O QUE SE PEDE:
1 – Responda às perguntas com base no relato:
(a) Com que idade quem narra foi matriculado nas aulas de ballet?
(b) Que autor é citado a propósito da "adesão social"?
(c) Em que dia e período da semana quem narra ia à Igreja aprender para a crisma?
2 – Diga se cada afirmação está de acordo com o relato e cite as palavras que decidem:
(a) Quem narra parou de fazer ballet aos oito anos.
(b) Quem narra estudava na escola particular sem bolsa.
(c) A família sugeriu a crisma quando quem narra tinha 12 anos.

TRECHO DE ORIGEM:
+++++

Quando nasci, minha família me vestiu de branco, me entregou nas mãos de um padre e ele me molhou com água benta. Eu estava batizada, como todo católico deve ser. Nos anos seguintes, frequentei as missas, aprendi a rezar o “Pai Nosso”, assim como aprendi a usar vestido. Todos me diziam como eu ficava linda de tiara cor de rosa, mesmo que ela me incomodasse para brincar às vezes.

Aos cinco anos me matricularam nas aulas de ballet, eu amava dançar e  vestir roupas que me deixavam parecida com as princesas da Disney, porque elas eram o padrão de beleza no qual eu me espelhava. Entretanto, eu não me sentia confortável na companhia das outras bailarinas; elas eram mais magras, não comiam “porcaria” e tinham coisas caras que eu não poderia comprar. Era como se eu não pertencesse àquele lugar, mesmo que eu fosse apaixonada pela dança. Aos oito anos parei de fazer ballet.

Como bolsista numa escola particular, notei como essa mesma forma de tratamento se repetia. A “adesão social”, como chamada por Durkheim, não era completa, uma vez que os pais das outras crianças eram os donos das empresas e elas passavam as férias nos Estados Unidos ou na Europa, enquanto o meu pai era “só um empregado”. Muitas vezes pensei em alisar os cabelos para me parecer um pouco mais com as meninas da sala. 

Quando eu tinha 15 anos, minha família sugeriu que era hora de eu fazer crisma, já que eu deveria ser católica como eles. Todos os sábados pela manhã eu ia até a Igreja aprender sobre algo em que eu não sabia se acreditava; me contaram que a homossexualidade era um pecado e isso me fez chorar. Era doloroso ouvir “Deus criou o homem e a mulher”, bem como ver as princesas da Disney as quais eu tanto admirava se casando sempre com homens, enquanto eu só conseguia pensar na Isabella (que se sentava atrás de mim no nono ano).

+++++

(Entradas de regiões rotuladas)
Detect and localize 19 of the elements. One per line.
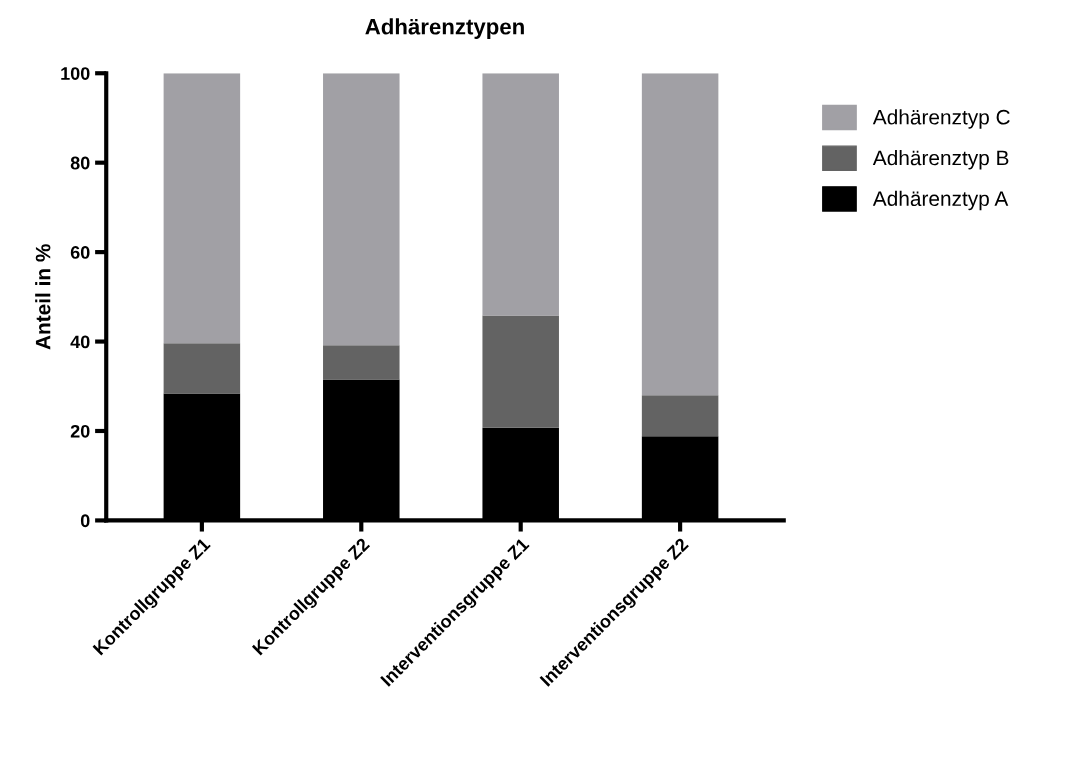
y-tick-label: 80: [70, 156, 90, 170]
bar: [482, 73, 559, 316]
bar: [641, 73, 719, 396]
y-tick-label: 0: [80, 514, 90, 528]
y-tick-label: 40: [70, 335, 90, 349]
legend-label: Adhärenztyp A: [872, 190, 1009, 211]
bar: [163, 343, 241, 394]
y-tick-label: 60: [70, 246, 90, 259]
y-tick-label: 100: [61, 67, 90, 80]
bar: [323, 73, 400, 346]
bar: [323, 345, 400, 380]
legend-label: Adhärenztyp B: [872, 150, 1009, 170]
bar: [641, 395, 719, 437]
legend-label: Adhärenztyp C: [872, 109, 1010, 129]
chart-title: Adhärenztypen: [365, 18, 524, 39]
bar: [163, 73, 241, 344]
bar: [482, 315, 559, 428]
y-tick-label: 20: [70, 424, 90, 438]
y-axis-title: Anteil in %: [35, 244, 51, 350]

+++++

RESPOSTAS ÀS TAREFAS:
1 –
(a) Aos cinco anos.
(b) Durkheim.
(c) Aos sábados pela manhã.

2 –
(a) Sim: "Aos oito anos parei de fazer ballet."
(b) Não: "Como bolsista numa escola particular"
(c) Não: "Quando eu tinha 15 anos, minha família sugeriu que era hora de eu fazer crisma"